====== Given data ======

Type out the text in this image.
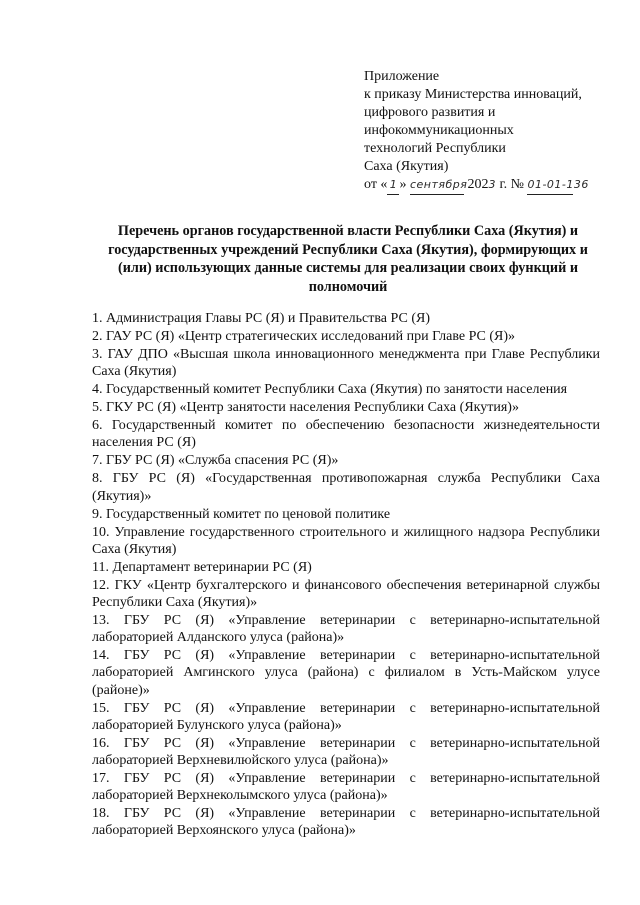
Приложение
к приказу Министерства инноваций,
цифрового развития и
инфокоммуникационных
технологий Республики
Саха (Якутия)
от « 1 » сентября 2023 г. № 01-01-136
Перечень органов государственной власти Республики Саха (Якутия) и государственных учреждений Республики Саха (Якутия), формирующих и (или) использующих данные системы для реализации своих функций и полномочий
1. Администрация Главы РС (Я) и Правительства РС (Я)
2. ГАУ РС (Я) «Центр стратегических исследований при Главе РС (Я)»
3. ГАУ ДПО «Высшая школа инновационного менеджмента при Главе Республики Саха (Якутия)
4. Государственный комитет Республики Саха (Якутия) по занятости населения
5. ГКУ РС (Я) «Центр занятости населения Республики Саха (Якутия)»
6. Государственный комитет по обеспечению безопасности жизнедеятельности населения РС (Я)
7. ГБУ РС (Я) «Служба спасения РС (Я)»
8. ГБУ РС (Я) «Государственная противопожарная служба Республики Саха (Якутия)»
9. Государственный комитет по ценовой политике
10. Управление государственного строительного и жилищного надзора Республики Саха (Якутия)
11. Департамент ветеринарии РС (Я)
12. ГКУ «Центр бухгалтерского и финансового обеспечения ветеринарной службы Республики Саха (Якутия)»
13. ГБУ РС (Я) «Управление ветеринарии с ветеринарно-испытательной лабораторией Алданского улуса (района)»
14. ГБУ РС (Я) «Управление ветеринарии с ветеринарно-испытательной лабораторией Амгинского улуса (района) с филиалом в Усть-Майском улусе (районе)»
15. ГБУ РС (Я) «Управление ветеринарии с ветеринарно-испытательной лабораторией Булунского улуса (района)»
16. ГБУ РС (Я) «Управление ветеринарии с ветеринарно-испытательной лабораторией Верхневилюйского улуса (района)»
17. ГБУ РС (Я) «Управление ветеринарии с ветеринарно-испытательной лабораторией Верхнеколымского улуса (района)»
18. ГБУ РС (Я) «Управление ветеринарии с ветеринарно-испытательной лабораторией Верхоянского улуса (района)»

======

Task objective
Quote all the lines above exactly as given. Do not include the pictures.

Response below
Type out the text in this image.
Приложение
к приказу Министерства инноваций,
цифрового развития и
инфокоммуникационных
технологий Республики
Саха (Якутия)
от « 1 » сентября 2023 г. № 01-01-136
Перечень органов государственной власти Республики Саха (Якутия) и государственных учреждений Республики Саха (Якутия), формирующих и (или) использующих данные системы для реализации своих функций и полномочий
1. Администрация Главы РС (Я) и Правительства РС (Я)
2. ГАУ РС (Я) «Центр стратегических исследований при Главе РС (Я)»
3. ГАУ ДПО «Высшая школа инновационного менеджмента при Главе Республики Саха (Якутия)
4. Государственный комитет Республики Саха (Якутия) по занятости населения
5. ГКУ РС (Я) «Центр занятости населения Республики Саха (Якутия)»
6. Государственный комитет по обеспечению безопасности жизнедеятельности населения РС (Я)
7. ГБУ РС (Я) «Служба спасения РС (Я)»
8. ГБУ РС (Я) «Государственная противопожарная служба Республики Саха (Якутия)»
9. Государственный комитет по ценовой политике
10. Управление государственного строительного и жилищного надзора Республики Саха (Якутия)
11. Департамент ветеринарии РС (Я)
12. ГКУ «Центр бухгалтерского и финансового обеспечения ветеринарной службы Республики Саха (Якутия)»
13. ГБУ РС (Я) «Управление ветеринарии с ветеринарно-испытательной лабораторией Алданского улуса (района)»
14. ГБУ РС (Я) «Управление ветеринарии с ветеринарно-испытательной лабораторией Амгинского улуса (района) с филиалом в Усть-Майском улусе (районе)»
15. ГБУ РС (Я) «Управление ветеринарии с ветеринарно-испытательной лабораторией Булунского улуса (района)»
16. ГБУ РС (Я) «Управление ветеринарии с ветеринарно-испытательной лабораторией Верхневилюйского улуса (района)»
17. ГБУ РС (Я) «Управление ветеринарии с ветеринарно-испытательной лабораторией Верхнеколымского улуса (района)»
18. ГБУ РС (Я) «Управление ветеринарии с ветеринарно-испытательной лабораторией Верхоянского улуса (района)»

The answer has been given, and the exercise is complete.